Work to be completed
Search the records below for the word "that" and show every line where it occurs.

* BEGIN Input data *

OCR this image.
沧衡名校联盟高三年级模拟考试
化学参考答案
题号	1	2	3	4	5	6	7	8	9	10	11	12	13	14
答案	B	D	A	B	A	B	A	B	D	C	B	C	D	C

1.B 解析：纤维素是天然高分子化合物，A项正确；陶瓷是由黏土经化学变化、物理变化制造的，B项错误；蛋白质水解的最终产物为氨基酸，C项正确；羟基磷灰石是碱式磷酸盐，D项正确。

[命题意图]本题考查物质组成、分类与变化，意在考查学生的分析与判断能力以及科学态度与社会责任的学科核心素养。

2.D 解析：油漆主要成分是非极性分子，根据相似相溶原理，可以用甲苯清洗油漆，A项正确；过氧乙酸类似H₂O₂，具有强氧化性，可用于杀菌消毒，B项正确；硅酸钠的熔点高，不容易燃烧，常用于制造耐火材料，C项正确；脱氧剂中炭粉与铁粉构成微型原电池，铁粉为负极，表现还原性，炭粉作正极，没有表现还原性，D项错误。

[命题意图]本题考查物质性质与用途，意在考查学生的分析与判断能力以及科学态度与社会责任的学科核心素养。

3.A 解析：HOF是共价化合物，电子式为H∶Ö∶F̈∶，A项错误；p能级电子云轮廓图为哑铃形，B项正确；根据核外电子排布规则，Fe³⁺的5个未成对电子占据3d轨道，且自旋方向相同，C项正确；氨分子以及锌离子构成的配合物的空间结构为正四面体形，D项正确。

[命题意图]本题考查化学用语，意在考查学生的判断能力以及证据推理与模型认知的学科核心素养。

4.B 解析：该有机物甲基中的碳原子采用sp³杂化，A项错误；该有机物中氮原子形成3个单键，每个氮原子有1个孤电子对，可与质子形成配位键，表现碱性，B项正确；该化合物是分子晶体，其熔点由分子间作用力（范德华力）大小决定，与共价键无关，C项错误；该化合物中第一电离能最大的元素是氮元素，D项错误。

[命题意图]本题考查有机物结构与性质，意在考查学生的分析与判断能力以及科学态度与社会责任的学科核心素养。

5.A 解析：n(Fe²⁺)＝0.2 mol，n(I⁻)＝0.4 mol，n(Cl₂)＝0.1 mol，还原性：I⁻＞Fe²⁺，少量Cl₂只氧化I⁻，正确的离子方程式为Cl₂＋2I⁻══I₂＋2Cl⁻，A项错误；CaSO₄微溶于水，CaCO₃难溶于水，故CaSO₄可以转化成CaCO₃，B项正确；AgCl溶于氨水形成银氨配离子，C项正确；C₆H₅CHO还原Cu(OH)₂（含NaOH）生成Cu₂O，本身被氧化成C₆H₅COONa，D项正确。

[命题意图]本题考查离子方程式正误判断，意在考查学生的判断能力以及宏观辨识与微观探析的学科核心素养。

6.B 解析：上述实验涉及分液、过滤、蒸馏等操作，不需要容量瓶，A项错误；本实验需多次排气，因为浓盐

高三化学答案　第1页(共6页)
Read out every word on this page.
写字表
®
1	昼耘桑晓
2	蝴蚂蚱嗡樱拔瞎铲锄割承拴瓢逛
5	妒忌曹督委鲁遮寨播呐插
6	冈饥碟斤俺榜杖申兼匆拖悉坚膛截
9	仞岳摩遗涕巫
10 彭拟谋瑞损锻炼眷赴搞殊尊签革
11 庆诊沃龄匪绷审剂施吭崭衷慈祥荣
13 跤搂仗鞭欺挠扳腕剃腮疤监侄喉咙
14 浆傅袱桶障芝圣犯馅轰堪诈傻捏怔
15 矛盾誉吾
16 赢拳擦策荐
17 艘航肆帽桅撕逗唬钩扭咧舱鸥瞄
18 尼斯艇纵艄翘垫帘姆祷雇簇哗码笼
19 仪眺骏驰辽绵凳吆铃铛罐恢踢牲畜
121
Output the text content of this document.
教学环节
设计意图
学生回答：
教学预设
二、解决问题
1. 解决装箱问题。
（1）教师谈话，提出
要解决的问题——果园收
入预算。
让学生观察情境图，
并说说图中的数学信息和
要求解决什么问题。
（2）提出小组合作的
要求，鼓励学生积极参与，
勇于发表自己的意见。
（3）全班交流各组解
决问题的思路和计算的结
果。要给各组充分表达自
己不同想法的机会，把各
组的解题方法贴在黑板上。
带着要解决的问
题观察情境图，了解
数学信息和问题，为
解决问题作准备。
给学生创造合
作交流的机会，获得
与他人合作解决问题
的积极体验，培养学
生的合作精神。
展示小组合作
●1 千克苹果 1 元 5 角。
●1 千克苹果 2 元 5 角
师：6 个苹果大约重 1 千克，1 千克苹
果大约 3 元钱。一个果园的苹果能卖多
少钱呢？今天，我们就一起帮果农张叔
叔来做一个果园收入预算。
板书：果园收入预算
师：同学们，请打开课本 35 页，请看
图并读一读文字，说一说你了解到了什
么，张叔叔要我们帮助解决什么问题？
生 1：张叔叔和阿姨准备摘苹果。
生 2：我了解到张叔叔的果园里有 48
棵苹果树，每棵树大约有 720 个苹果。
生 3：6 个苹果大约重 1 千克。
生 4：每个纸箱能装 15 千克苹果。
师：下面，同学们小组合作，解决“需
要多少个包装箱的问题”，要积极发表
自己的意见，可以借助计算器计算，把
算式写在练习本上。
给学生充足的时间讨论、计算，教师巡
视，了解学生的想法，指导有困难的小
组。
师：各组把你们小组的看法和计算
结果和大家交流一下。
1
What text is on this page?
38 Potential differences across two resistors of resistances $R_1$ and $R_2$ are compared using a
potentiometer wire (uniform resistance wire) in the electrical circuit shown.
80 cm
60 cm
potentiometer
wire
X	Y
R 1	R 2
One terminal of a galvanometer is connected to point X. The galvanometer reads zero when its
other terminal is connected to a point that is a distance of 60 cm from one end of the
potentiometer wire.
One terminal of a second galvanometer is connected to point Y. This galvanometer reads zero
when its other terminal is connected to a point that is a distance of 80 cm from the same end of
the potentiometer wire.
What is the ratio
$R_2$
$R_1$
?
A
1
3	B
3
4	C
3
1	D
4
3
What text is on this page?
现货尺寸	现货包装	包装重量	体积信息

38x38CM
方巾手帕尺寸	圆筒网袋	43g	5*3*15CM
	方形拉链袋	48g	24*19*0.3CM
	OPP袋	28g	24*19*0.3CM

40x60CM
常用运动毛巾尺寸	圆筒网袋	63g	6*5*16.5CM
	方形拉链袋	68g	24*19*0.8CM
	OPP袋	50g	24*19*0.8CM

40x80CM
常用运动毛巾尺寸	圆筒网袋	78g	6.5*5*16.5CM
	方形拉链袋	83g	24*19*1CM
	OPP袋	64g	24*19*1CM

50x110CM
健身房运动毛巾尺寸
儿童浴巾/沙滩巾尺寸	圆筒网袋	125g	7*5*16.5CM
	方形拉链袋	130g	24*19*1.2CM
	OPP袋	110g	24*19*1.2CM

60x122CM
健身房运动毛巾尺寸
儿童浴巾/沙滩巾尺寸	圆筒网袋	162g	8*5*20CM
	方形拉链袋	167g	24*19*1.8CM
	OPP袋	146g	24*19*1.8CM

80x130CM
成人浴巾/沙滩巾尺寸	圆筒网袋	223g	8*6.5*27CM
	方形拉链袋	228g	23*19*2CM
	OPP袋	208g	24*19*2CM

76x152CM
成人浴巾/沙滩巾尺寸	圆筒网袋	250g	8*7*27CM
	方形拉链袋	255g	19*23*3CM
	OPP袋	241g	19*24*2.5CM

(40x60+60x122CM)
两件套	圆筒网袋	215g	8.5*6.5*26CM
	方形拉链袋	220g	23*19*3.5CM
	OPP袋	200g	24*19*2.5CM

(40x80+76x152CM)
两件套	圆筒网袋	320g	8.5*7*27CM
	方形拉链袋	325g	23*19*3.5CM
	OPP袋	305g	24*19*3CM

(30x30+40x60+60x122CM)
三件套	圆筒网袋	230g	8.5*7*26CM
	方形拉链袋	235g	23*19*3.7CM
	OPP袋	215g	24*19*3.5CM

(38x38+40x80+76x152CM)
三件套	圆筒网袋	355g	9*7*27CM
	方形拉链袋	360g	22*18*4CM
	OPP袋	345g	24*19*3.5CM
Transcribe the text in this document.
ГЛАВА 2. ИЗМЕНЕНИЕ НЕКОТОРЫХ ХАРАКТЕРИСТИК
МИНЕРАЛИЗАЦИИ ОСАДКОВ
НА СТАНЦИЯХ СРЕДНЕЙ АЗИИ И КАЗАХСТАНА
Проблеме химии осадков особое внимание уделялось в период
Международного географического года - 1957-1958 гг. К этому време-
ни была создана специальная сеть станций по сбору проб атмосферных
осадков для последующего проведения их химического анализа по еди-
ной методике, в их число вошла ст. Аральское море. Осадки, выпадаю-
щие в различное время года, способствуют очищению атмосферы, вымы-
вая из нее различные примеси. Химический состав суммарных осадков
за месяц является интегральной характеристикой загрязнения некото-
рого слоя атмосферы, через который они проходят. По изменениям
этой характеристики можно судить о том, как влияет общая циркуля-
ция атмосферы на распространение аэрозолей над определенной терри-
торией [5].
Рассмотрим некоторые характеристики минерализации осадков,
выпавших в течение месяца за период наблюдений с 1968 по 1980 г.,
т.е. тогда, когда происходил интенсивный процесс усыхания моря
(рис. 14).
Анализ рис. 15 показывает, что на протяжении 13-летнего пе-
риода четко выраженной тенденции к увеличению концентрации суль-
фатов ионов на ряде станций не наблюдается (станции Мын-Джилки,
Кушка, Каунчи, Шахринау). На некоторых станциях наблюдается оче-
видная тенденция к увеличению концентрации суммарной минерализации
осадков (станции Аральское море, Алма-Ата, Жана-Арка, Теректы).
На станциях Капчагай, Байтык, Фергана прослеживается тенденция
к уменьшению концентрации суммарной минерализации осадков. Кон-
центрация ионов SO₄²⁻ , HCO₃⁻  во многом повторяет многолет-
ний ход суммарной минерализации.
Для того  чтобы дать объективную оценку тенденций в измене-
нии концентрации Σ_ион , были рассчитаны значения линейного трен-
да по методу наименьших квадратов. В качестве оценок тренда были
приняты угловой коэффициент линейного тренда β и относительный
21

* END Input data *

Full answer
other terminal is connected to a point that is a distance of 60 cm from one end of the
when its other terminal is connected to a point that is a distance of 80 cm from the same end of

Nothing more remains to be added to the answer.